# WORK TO COMPLETE
Copy out, from the entries below, each line holding the string "true".
--------------------------------------------------
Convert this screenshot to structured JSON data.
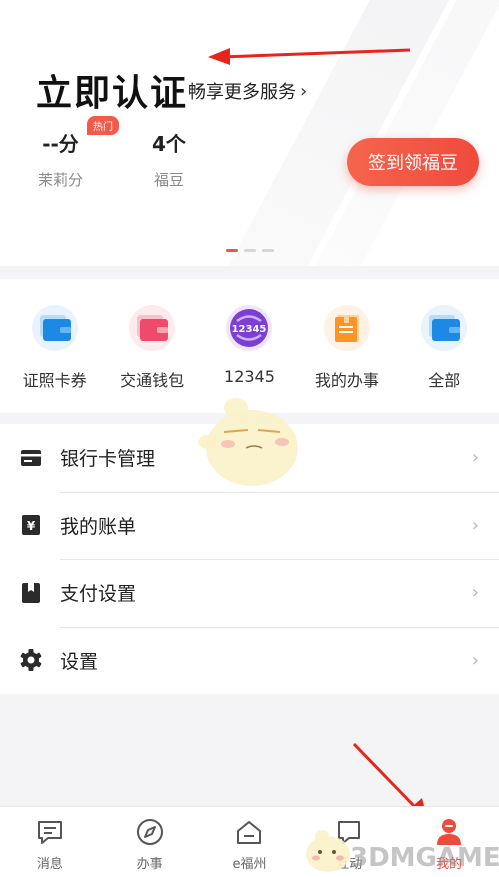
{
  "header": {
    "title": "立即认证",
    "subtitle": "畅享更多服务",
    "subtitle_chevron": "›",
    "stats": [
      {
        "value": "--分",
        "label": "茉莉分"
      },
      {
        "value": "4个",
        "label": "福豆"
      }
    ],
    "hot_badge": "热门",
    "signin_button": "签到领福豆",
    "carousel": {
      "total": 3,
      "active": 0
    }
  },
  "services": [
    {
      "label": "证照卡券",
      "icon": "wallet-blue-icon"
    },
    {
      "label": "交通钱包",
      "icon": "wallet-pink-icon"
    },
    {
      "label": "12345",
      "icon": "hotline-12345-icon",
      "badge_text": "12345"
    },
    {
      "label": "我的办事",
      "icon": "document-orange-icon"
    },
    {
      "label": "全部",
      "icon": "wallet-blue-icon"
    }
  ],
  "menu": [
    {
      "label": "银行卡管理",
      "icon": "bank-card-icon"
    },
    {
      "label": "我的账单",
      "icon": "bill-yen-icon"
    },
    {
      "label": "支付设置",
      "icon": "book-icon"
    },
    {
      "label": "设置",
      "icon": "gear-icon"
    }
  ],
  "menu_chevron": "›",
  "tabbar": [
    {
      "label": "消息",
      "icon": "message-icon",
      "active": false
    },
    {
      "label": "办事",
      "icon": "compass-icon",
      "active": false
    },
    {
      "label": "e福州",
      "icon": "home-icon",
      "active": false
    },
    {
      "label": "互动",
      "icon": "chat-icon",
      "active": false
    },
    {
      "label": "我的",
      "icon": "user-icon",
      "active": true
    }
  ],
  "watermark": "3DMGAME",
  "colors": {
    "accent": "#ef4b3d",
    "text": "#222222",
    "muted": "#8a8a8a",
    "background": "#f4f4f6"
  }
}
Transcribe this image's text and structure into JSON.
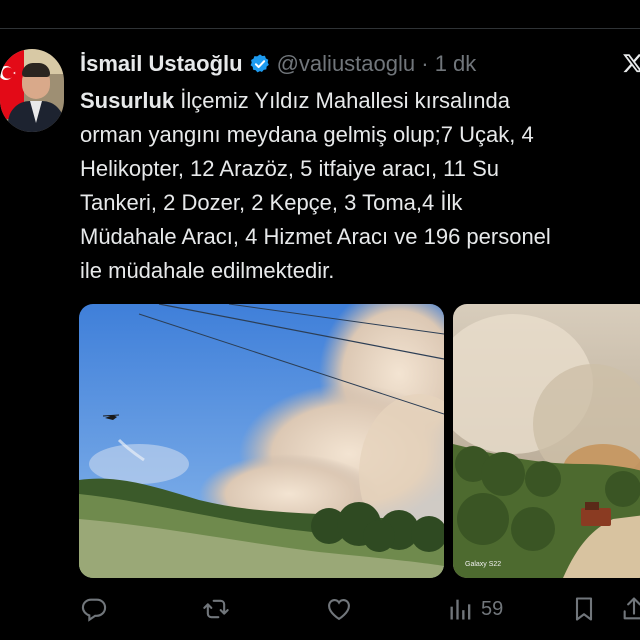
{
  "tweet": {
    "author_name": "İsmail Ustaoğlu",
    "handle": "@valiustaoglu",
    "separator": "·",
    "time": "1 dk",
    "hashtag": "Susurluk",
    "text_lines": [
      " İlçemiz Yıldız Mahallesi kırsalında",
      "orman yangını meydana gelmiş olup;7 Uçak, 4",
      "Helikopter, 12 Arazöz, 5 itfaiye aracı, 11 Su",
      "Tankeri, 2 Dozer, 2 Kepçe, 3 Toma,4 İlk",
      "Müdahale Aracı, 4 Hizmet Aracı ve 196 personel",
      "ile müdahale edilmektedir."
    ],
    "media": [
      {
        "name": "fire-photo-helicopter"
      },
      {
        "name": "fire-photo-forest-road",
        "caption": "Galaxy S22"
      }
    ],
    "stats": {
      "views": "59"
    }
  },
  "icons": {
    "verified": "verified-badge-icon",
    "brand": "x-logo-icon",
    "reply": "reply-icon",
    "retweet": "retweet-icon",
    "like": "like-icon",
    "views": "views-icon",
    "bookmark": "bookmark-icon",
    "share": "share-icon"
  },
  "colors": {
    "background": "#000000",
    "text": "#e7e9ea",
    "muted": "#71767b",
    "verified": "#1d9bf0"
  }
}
--------------------------------------------------
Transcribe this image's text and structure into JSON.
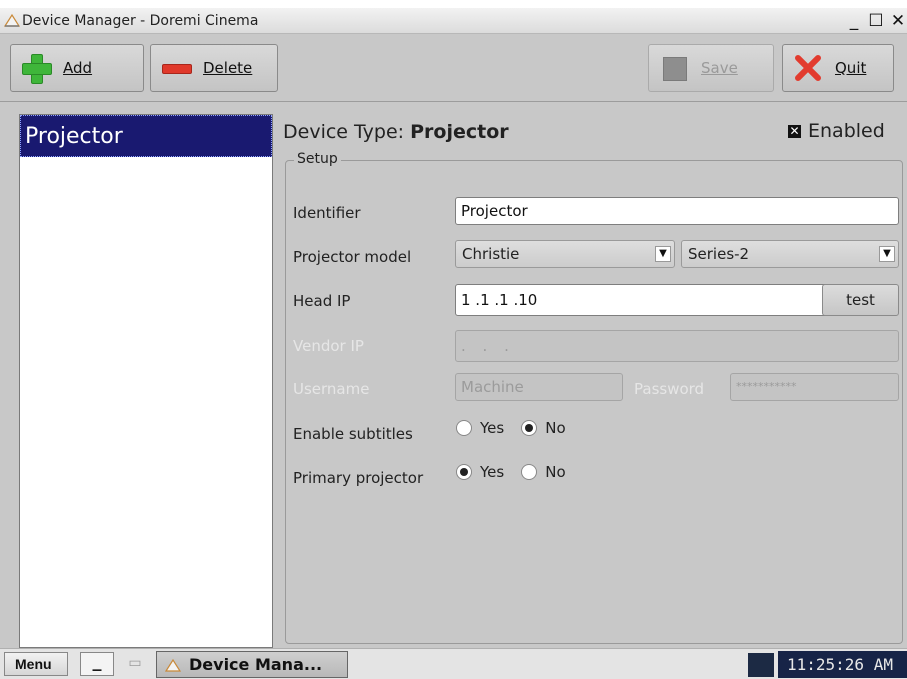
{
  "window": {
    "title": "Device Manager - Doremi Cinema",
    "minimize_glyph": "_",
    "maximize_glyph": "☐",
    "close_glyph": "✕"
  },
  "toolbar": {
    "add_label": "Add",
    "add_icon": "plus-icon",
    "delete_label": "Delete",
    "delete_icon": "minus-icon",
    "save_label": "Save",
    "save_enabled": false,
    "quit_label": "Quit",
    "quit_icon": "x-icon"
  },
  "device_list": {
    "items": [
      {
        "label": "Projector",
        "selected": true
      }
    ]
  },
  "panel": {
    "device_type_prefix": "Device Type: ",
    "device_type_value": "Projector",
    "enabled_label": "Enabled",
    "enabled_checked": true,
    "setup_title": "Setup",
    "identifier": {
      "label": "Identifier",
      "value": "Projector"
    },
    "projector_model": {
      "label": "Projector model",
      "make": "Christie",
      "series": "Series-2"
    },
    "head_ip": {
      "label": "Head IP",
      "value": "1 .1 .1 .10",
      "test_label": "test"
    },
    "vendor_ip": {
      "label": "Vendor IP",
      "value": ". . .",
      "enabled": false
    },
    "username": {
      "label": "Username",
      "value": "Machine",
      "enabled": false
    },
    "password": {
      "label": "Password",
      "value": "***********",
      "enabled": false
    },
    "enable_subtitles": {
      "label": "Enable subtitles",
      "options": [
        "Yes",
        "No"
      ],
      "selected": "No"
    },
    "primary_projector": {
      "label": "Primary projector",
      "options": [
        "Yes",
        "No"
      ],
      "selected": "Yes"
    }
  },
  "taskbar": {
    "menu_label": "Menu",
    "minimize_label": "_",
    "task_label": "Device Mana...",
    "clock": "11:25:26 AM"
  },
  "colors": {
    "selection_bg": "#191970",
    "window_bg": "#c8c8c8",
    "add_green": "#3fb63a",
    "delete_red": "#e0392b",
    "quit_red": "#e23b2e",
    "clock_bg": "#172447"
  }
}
--------------------------------------------------
# COMPLETED EXERCISE
      "active": true
        "selected": true
    "enabled_checked": true,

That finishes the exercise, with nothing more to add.